Reproduce the listing below without any change.

Extracted records:
◆ ◆ ◆

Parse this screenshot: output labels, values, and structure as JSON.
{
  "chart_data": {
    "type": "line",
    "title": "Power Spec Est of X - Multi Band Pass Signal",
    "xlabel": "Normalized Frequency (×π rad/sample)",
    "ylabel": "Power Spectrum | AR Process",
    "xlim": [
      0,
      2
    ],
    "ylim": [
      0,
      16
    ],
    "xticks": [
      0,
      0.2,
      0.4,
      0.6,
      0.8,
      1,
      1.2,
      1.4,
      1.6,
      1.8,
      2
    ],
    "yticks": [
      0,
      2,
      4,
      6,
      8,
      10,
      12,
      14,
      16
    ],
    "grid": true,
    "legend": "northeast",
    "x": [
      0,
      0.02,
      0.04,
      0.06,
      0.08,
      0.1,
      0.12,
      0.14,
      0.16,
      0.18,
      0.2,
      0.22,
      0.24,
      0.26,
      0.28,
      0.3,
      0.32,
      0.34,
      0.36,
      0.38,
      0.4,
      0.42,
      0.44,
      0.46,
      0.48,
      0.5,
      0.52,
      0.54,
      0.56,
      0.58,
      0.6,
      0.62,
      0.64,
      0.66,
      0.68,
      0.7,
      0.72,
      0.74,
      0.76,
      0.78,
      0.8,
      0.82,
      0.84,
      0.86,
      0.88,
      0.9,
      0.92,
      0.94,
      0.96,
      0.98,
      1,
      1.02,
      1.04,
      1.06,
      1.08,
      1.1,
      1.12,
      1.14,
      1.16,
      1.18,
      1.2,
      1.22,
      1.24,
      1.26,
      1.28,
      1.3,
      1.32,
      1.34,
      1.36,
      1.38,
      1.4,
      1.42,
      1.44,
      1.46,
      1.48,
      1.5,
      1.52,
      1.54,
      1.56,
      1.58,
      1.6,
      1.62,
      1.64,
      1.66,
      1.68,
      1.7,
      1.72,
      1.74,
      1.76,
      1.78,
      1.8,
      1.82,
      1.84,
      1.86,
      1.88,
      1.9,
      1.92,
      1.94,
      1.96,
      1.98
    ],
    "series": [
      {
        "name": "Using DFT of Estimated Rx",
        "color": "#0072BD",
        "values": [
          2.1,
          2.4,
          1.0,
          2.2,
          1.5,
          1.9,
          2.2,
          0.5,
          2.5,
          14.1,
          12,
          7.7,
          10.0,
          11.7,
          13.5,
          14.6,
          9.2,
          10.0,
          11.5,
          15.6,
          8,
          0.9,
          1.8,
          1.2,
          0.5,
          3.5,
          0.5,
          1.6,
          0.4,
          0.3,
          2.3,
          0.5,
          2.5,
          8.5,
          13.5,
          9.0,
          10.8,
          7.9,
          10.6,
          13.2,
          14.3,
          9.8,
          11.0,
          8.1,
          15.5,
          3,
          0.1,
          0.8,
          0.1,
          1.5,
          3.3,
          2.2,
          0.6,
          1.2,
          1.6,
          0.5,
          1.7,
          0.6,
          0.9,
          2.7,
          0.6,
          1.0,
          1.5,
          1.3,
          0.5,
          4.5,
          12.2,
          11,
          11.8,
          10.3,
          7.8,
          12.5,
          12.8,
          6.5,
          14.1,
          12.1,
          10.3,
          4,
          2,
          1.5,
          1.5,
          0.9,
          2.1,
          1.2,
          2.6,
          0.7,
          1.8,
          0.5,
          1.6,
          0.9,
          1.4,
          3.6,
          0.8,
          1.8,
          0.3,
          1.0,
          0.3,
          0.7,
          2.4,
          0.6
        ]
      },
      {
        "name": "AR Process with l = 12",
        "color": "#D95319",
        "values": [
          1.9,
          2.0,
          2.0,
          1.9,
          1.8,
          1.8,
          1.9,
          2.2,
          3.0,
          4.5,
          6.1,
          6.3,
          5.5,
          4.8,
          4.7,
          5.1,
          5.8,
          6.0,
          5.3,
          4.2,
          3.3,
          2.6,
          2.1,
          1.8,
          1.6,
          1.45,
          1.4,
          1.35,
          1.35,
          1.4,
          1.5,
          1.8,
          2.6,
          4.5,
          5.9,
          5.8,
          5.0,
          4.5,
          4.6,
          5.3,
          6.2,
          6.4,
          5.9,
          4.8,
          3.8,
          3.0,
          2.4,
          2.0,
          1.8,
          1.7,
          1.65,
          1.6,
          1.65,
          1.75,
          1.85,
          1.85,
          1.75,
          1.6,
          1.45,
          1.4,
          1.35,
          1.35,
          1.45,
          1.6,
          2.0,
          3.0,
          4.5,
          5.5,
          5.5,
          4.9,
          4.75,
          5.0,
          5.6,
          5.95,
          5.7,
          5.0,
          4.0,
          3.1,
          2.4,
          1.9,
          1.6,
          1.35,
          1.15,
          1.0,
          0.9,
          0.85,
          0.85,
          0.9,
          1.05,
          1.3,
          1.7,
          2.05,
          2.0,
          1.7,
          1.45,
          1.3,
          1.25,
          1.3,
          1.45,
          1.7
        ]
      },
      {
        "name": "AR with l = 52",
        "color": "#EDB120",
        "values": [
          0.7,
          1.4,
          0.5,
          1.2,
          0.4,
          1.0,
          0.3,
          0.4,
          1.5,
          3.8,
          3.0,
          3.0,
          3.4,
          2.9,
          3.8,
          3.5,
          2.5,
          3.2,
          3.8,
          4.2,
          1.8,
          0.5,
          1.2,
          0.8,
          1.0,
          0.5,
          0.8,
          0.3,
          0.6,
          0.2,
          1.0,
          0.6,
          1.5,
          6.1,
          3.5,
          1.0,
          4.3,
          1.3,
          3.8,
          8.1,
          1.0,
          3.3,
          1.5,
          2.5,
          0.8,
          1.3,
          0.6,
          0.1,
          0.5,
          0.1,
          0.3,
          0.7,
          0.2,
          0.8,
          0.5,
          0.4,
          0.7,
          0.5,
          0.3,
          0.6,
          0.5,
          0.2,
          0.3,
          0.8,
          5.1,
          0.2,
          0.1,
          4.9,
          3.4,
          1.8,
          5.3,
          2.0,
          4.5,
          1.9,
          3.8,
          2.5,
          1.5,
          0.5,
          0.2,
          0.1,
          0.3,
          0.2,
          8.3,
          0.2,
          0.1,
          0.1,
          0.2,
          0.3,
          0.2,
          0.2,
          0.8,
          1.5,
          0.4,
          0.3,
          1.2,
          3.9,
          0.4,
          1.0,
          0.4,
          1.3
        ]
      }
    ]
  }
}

◆ ◆ ◆

The answer:
Parse this screenshot: output labels, values, and structure as JSON.
{
  "chart_data": {
    "type": "line",
    "title": "Power Spec Est of X - Multi Band Pass Signal",
    "xlabel": "Normalized Frequency (×π rad/sample)",
    "ylabel": "Power Spectrum | AR Process",
    "xlim": [
      0,
      2
    ],
    "ylim": [
      0,
      16
    ],
    "xticks": [
      0,
      0.2,
      0.4,
      0.6,
      0.8,
      1,
      1.2,
      1.4,
      1.6,
      1.8,
      2
    ],
    "yticks": [
      0,
      2,
      4,
      6,
      8,
      10,
      12,
      14,
      16
    ],
    "grid": true,
    "legend": "northeast",
    "x": [
      0,
      0.02,
      0.04,
      0.06,
      0.08,
      0.1,
      0.12,
      0.14,
      0.16,
      0.18,
      0.2,
      0.22,
      0.24,
      0.26,
      0.28,
      0.3,
      0.32,
      0.34,
      0.36,
      0.38,
      0.4,
      0.42,
      0.44,
      0.46,
      0.48,
      0.5,
      0.52,
      0.54,
      0.56,
      0.58,
      0.6,
      0.62,
      0.64,
      0.66,
      0.68,
      0.7,
      0.72,
      0.74,
      0.76,
      0.78,
      0.8,
      0.82,
      0.84,
      0.86,
      0.88,
      0.9,
      0.92,
      0.94,
      0.96,
      0.98,
      1,
      1.02,
      1.04,
      1.06,
      1.08,
      1.1,
      1.12,
      1.14,
      1.16,
      1.18,
      1.2,
      1.22,
      1.24,
      1.26,
      1.28,
      1.3,
      1.32,
      1.34,
      1.36,
      1.38,
      1.4,
      1.42,
      1.44,
      1.46,
      1.48,
      1.5,
      1.52,
      1.54,
      1.56,
      1.58,
      1.6,
      1.62,
      1.64,
      1.66,
      1.68,
      1.7,
      1.72,
      1.74,
      1.76,
      1.78,
      1.8,
      1.82,
      1.84,
      1.86,
      1.88,
      1.9,
      1.92,
      1.94,
      1.96,
      1.98
    ],
    "series": [
      {
        "name": "Using DFT of Estimated Rx",
        "color": "#0072BD",
        "values": [
          2.1,
          2.4,
          1.0,
          2.2,
          1.5,
          1.9,
          2.2,
          0.5,
          2.5,
          14.1,
          12,
          7.7,
          10.0,
          11.7,
          13.5,
          14.6,
          9.2,
          10.0,
          11.5,
          15.6,
          8,
          0.9,
          1.8,
          1.2,
          0.5,
          3.5,
          0.5,
          1.6,
          0.4,
          0.3,
          2.3,
          0.5,
          2.5,
          8.5,
          13.5,
          9.0,
          10.8,
          7.9,
          10.6,
          13.2,
          14.3,
          9.8,
          11.0,
          8.1,
          15.5,
          3,
          0.1,
          0.8,
          0.1,
          1.5,
          3.3,
          2.2,
          0.6,
          1.2,
          1.6,
          0.5,
          1.7,
          0.6,
          0.9,
          2.7,
          0.6,
          1.0,
          1.5,
          1.3,
          0.5,
          4.5,
          12.2,
          11,
          11.8,
          10.3,
          7.8,
          12.5,
          12.8,
          6.5,
          14.1,
          12.1,
          10.3,
          4,
          2,
          1.5,
          1.5,
          0.9,
          2.1,
          1.2,
          2.6,
          0.7,
          1.8,
          0.5,
          1.6,
          0.9,
          1.4,
          3.6,
          0.8,
          1.8,
          0.3,
          1.0,
          0.3,
          0.7,
          2.4,
          0.6
        ]
      },
      {
        "name": "AR Process with l = 12",
        "color": "#D95319",
        "values": [
          1.9,
          2.0,
          2.0,
          1.9,
          1.8,
          1.8,
          1.9,
          2.2,
          3.0,
          4.5,
          6.1,
          6.3,
          5.5,
          4.8,
          4.7,
          5.1,
          5.8,
          6.0,
          5.3,
          4.2,
          3.3,
          2.6,
          2.1,
          1.8,
          1.6,
          1.45,
          1.4,
          1.35,
          1.35,
          1.4,
          1.5,
          1.8,
          2.6,
          4.5,
          5.9,
          5.8,
          5.0,
          4.5,
          4.6,
          5.3,
          6.2,
          6.4,
          5.9,
          4.8,
          3.8,
          3.0,
          2.4,
          2.0,
          1.8,
          1.7,
          1.65,
          1.6,
          1.65,
          1.75,
          1.85,
          1.85,
          1.75,
          1.6,
          1.45,
          1.4,
          1.35,
          1.35,
          1.45,
          1.6,
          2.0,
          3.0,
          4.5,
          5.5,
          5.5,
          4.9,
          4.75,
          5.0,
          5.6,
          5.95,
          5.7,
          5.0,
          4.0,
          3.1,
          2.4,
          1.9,
          1.6,
          1.35,
          1.15,
          1.0,
          0.9,
          0.85,
          0.85,
          0.9,
          1.05,
          1.3,
          1.7,
          2.05,
          2.0,
          1.7,
          1.45,
          1.3,
          1.25,
          1.3,
          1.45,
          1.7
        ]
      },
      {
        "name": "AR with l = 52",
        "color": "#EDB120",
        "values": [
          0.7,
          1.4,
          0.5,
          1.2,
          0.4,
          1.0,
          0.3,
          0.4,
          1.5,
          3.8,
          3.0,
          3.0,
          3.4,
          2.9,
          3.8,
          3.5,
          2.5,
          3.2,
          3.8,
          4.2,
          1.8,
          0.5,
          1.2,
          0.8,
          1.0,
          0.5,
          0.8,
          0.3,
          0.6,
          0.2,
          1.0,
          0.6,
          1.5,
          6.1,
          3.5,
          1.0,
          4.3,
          1.3,
          3.8,
          8.1,
          1.0,
          3.3,
          1.5,
          2.5,
          0.8,
          1.3,
          0.6,
          0.1,
          0.5,
          0.1,
          0.3,
          0.7,
          0.2,
          0.8,
          0.5,
          0.4,
          0.7,
          0.5,
          0.3,
          0.6,
          0.5,
          0.2,
          0.3,
          0.8,
          5.1,
          0.2,
          0.1,
          4.9,
          3.4,
          1.8,
          5.3,
          2.0,
          4.5,
          1.9,
          3.8,
          2.5,
          1.5,
          0.5,
          0.2,
          0.1,
          0.3,
          0.2,
          8.3,
          0.2,
          0.1,
          0.1,
          0.2,
          0.3,
          0.2,
          0.2,
          0.8,
          1.5,
          0.4,
          0.3,
          1.2,
          3.9,
          0.4,
          1.0,
          0.4,
          1.3
        ]
      }
    ]
  }
}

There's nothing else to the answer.